BEGIN DATA SUPPLIED

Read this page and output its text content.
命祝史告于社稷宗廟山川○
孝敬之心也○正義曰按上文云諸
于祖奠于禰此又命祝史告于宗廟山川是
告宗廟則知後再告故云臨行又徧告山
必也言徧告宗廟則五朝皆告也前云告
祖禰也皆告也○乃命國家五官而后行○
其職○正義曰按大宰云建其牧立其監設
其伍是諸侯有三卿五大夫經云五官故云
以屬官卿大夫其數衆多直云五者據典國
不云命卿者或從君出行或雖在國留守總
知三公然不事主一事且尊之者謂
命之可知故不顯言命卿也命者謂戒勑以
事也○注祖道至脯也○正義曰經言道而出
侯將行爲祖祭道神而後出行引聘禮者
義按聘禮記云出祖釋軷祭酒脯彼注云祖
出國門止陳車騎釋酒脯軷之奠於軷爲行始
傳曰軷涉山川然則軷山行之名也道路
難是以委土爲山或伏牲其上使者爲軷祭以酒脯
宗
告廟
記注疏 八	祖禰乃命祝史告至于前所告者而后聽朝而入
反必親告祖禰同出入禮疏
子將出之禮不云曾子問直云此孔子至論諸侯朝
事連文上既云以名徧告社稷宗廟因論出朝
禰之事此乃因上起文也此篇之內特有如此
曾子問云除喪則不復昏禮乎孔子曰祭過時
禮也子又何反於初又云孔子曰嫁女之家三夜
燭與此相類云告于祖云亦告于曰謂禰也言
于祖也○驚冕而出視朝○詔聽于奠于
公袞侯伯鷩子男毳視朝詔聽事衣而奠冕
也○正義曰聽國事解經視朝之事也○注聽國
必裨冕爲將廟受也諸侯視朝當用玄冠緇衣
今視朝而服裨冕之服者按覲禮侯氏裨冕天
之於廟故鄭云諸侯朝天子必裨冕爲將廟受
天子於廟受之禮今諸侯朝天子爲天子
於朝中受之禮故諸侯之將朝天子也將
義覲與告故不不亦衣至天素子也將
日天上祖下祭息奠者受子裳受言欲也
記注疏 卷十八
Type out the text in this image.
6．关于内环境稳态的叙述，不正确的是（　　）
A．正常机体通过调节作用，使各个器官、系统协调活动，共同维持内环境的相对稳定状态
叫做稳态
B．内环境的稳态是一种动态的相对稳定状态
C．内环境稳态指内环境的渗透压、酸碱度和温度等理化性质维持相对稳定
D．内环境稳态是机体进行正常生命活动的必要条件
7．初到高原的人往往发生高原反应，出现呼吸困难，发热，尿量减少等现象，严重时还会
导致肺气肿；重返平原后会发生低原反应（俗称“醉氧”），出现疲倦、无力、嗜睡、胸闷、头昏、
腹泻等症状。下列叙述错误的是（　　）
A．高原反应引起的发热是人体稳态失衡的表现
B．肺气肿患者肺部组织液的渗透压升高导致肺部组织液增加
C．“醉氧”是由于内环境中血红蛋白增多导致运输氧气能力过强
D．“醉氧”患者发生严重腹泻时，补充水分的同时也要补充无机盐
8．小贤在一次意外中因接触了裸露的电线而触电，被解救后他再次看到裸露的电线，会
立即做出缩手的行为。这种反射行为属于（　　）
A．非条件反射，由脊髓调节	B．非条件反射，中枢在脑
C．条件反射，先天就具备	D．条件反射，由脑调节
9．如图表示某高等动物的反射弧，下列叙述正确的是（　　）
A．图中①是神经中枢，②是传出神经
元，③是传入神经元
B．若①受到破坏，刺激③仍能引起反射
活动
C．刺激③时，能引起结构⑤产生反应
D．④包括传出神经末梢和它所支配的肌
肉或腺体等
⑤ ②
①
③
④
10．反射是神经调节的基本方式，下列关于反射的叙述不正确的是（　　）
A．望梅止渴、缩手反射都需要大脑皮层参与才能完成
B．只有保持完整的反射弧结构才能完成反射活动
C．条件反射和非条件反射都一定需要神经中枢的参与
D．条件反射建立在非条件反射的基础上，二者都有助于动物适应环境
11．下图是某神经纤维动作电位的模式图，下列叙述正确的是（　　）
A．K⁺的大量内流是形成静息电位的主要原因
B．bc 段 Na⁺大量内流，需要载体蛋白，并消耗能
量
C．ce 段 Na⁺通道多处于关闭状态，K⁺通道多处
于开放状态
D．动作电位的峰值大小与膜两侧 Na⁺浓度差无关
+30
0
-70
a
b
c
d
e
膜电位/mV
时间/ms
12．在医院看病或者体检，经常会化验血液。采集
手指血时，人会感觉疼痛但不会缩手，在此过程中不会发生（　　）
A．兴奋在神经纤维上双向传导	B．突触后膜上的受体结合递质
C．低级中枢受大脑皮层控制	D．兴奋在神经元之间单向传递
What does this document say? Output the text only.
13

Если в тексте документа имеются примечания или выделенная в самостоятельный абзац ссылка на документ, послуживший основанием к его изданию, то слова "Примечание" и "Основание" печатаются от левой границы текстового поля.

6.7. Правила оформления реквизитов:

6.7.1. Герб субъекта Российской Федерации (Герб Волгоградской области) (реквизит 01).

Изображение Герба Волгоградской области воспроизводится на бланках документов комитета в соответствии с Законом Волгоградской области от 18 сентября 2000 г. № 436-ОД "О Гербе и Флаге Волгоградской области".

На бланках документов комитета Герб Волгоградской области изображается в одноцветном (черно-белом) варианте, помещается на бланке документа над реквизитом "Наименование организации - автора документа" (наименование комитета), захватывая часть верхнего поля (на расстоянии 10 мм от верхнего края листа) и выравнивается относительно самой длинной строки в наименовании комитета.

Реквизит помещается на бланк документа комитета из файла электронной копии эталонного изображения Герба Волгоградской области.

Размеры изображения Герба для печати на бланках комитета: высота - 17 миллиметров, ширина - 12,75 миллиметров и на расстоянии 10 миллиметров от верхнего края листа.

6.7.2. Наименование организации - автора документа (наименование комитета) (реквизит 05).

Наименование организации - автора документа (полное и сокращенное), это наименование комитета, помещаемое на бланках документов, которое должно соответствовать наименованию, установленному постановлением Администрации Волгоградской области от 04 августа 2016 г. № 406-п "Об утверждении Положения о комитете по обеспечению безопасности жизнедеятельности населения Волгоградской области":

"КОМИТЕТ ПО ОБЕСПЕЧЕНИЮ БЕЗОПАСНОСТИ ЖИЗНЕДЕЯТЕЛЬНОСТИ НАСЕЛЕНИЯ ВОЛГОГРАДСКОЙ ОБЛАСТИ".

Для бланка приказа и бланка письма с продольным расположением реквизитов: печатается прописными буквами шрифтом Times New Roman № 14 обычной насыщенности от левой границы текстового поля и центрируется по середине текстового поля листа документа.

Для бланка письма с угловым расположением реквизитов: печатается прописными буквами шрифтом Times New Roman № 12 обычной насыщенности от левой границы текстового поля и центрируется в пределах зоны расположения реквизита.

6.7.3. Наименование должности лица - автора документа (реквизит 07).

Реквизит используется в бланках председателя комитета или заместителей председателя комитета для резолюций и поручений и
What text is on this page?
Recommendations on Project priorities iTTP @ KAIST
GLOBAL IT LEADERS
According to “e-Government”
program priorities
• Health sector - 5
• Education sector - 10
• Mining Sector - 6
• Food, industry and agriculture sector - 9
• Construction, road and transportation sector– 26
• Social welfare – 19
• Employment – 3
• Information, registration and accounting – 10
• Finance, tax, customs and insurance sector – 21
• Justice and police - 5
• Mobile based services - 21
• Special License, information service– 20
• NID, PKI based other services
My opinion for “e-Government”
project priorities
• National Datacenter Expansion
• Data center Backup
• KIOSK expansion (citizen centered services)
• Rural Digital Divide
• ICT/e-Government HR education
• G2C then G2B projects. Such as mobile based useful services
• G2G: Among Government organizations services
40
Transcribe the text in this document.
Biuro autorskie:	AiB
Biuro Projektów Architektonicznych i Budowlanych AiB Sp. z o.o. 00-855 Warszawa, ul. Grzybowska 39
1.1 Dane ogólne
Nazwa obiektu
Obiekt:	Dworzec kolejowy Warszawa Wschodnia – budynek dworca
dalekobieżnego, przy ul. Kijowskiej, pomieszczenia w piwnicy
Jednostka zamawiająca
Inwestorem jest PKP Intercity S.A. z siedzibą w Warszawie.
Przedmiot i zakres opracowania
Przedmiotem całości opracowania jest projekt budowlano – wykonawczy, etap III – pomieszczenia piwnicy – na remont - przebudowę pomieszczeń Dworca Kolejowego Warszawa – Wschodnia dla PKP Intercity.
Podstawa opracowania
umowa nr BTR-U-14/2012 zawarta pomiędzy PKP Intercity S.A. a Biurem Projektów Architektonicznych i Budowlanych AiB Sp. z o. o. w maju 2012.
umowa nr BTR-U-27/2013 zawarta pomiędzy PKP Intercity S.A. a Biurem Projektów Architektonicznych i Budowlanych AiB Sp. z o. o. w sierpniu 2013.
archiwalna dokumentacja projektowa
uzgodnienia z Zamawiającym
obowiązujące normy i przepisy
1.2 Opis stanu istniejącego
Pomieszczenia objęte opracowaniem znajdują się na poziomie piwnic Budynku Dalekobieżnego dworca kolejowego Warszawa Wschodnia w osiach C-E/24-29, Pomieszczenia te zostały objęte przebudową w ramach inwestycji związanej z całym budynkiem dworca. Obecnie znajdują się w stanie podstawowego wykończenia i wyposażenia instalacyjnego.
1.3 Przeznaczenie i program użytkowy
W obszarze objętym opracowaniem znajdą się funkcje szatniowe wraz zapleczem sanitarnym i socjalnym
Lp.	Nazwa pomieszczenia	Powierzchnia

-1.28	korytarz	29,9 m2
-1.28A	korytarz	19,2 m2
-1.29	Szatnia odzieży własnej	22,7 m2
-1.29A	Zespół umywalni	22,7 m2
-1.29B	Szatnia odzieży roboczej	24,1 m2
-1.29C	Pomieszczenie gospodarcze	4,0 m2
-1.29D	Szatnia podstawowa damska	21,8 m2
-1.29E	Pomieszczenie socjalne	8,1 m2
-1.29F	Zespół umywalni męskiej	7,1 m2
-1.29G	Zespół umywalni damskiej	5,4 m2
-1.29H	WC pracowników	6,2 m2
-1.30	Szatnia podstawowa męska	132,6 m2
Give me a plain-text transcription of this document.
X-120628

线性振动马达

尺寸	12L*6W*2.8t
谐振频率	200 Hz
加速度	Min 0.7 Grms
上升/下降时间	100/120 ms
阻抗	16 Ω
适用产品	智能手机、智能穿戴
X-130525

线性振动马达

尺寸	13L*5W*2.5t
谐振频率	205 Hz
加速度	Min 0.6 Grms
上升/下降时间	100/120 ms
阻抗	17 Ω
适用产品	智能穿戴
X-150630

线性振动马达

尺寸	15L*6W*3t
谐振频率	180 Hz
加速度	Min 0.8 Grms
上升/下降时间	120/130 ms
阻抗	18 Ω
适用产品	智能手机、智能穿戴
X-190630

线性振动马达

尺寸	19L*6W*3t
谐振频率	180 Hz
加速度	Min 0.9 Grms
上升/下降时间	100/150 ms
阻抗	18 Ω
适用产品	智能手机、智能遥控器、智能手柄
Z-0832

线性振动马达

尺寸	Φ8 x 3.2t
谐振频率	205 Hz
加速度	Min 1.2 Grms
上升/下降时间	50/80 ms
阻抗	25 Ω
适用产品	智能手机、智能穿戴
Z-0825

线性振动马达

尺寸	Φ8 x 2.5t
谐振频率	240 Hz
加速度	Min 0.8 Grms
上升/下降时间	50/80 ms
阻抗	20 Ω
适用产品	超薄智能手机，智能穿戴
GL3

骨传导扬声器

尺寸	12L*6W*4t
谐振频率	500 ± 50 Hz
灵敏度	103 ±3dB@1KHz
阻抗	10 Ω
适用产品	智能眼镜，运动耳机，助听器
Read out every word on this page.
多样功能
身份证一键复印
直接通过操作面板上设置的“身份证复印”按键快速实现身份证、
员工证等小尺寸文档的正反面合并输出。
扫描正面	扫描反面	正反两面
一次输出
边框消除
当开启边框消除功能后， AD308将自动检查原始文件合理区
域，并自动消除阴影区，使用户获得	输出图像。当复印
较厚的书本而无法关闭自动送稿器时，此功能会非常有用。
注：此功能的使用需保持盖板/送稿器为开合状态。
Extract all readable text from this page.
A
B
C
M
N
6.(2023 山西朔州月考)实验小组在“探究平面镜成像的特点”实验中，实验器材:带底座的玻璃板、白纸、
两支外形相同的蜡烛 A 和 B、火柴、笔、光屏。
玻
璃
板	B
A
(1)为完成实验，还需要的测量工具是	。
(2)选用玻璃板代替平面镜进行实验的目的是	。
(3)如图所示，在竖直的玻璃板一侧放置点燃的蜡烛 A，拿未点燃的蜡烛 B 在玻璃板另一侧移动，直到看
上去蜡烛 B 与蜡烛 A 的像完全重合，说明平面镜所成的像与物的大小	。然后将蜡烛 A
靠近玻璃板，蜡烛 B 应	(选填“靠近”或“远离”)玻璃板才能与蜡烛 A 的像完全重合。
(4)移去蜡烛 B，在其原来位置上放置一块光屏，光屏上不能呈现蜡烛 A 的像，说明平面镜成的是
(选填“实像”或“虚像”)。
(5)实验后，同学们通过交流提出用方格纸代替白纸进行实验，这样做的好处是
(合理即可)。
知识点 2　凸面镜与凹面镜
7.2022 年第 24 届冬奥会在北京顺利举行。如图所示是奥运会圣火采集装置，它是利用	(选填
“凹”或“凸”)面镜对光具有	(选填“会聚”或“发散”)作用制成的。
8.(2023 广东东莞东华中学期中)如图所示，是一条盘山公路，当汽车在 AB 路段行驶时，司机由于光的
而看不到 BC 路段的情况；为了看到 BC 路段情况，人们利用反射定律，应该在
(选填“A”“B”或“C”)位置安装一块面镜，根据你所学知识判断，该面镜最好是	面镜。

END DATA SUPPLIED

> [EXERCISE GOAL]:
Copy out all lines above that include the string "text".

> [RESULT OF THIS EXERCISE]:
Read this page and output its text content.
Type out the text in this image.
What does this document say? Output the text only.
What text is on this page?
Transcribe the text in this document.
Give me a plain-text transcription of this document.
Extract all readable text from this page.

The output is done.